>> start Information given
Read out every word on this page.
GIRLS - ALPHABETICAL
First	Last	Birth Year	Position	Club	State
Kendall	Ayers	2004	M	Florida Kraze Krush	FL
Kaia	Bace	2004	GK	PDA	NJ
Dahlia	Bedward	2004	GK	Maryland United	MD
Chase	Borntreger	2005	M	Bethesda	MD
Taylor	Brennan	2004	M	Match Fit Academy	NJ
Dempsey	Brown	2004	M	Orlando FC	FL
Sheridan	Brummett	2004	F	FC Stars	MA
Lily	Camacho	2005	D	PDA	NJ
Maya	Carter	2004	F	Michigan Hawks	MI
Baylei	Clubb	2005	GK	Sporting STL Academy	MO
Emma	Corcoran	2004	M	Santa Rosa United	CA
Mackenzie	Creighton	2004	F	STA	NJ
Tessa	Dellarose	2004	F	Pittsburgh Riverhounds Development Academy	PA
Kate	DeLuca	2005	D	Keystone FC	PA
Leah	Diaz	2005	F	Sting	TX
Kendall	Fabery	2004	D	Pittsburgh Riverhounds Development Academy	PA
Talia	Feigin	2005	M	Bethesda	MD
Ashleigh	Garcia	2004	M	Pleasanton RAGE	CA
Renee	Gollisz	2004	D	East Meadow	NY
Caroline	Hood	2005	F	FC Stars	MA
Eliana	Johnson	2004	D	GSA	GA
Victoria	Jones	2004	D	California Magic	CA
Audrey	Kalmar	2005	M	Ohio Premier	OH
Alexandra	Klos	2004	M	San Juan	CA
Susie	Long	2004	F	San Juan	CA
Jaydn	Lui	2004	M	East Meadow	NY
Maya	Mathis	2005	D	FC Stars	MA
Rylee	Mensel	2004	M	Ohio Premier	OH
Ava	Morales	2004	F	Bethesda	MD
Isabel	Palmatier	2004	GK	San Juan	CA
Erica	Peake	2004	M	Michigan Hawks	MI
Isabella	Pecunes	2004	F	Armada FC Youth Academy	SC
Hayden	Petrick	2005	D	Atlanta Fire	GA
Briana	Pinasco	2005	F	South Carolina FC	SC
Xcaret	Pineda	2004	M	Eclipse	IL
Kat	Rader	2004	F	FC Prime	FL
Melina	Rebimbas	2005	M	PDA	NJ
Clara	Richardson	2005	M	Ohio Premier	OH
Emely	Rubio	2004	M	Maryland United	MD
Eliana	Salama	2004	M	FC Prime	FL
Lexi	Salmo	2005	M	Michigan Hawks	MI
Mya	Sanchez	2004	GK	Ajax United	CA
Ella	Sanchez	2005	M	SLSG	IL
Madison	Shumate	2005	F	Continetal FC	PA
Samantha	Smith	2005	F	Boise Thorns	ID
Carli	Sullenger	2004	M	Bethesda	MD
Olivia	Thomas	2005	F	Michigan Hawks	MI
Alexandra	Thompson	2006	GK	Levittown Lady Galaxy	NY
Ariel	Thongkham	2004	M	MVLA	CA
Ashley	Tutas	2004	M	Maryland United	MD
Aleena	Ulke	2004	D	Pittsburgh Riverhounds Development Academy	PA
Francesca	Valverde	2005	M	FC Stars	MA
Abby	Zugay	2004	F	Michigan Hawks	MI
>> end Information given
- Exercise
Provide an exact reproduction of all the entries shown above.

- Answer to this problem
Read out every word on this page.
GIRLS - ALPHABETICAL
First	Last	Birth Year	Position	Club	State
Kendall	Ayers	2004	M	Florida Kraze Krush	FL
Kaia	Bace	2004	GK	PDA	NJ
Dahlia	Bedward	2004	GK	Maryland United	MD
Chase	Borntreger	2005	M	Bethesda	MD
Taylor	Brennan	2004	M	Match Fit Academy	NJ
Dempsey	Brown	2004	M	Orlando FC	FL
Sheridan	Brummett	2004	F	FC Stars	MA
Lily	Camacho	2005	D	PDA	NJ
Maya	Carter	2004	F	Michigan Hawks	MI
Baylei	Clubb	2005	GK	Sporting STL Academy	MO
Emma	Corcoran	2004	M	Santa Rosa United	CA
Mackenzie	Creighton	2004	F	STA	NJ
Tessa	Dellarose	2004	F	Pittsburgh Riverhounds Development Academy	PA
Kate	DeLuca	2005	D	Keystone FC	PA
Leah	Diaz	2005	F	Sting	TX
Kendall	Fabery	2004	D	Pittsburgh Riverhounds Development Academy	PA
Talia	Feigin	2005	M	Bethesda	MD
Ashleigh	Garcia	2004	M	Pleasanton RAGE	CA
Renee	Gollisz	2004	D	East Meadow	NY
Caroline	Hood	2005	F	FC Stars	MA
Eliana	Johnson	2004	D	GSA	GA
Victoria	Jones	2004	D	California Magic	CA
Audrey	Kalmar	2005	M	Ohio Premier	OH
Alexandra	Klos	2004	M	San Juan	CA
Susie	Long	2004	F	San Juan	CA
Jaydn	Lui	2004	M	East Meadow	NY
Maya	Mathis	2005	D	FC Stars	MA
Rylee	Mensel	2004	M	Ohio Premier	OH
Ava	Morales	2004	F	Bethesda	MD
Isabel	Palmatier	2004	GK	San Juan	CA
Erica	Peake	2004	M	Michigan Hawks	MI
Isabella	Pecunes	2004	F	Armada FC Youth Academy	SC
Hayden	Petrick	2005	D	Atlanta Fire	GA
Briana	Pinasco	2005	F	South Carolina FC	SC
Xcaret	Pineda	2004	M	Eclipse	IL
Kat	Rader	2004	F	FC Prime	FL
Melina	Rebimbas	2005	M	PDA	NJ
Clara	Richardson	2005	M	Ohio Premier	OH
Emely	Rubio	2004	M	Maryland United	MD
Eliana	Salama	2004	M	FC Prime	FL
Lexi	Salmo	2005	M	Michigan Hawks	MI
Mya	Sanchez	2004	GK	Ajax United	CA
Ella	Sanchez	2005	M	SLSG	IL
Madison	Shumate	2005	F	Continetal FC	PA
Samantha	Smith	2005	F	Boise Thorns	ID
Carli	Sullenger	2004	M	Bethesda	MD
Olivia	Thomas	2005	F	Michigan Hawks	MI
Alexandra	Thompson	2006	GK	Levittown Lady Galaxy	NY
Ariel	Thongkham	2004	M	MVLA	CA
Ashley	Tutas	2004	M	Maryland United	MD
Aleena	Ulke	2004	D	Pittsburgh Riverhounds Development Academy	PA
Francesca	Valverde	2005	M	FC Stars	MA
Abby	Zugay	2004	F	Michigan Hawks	MI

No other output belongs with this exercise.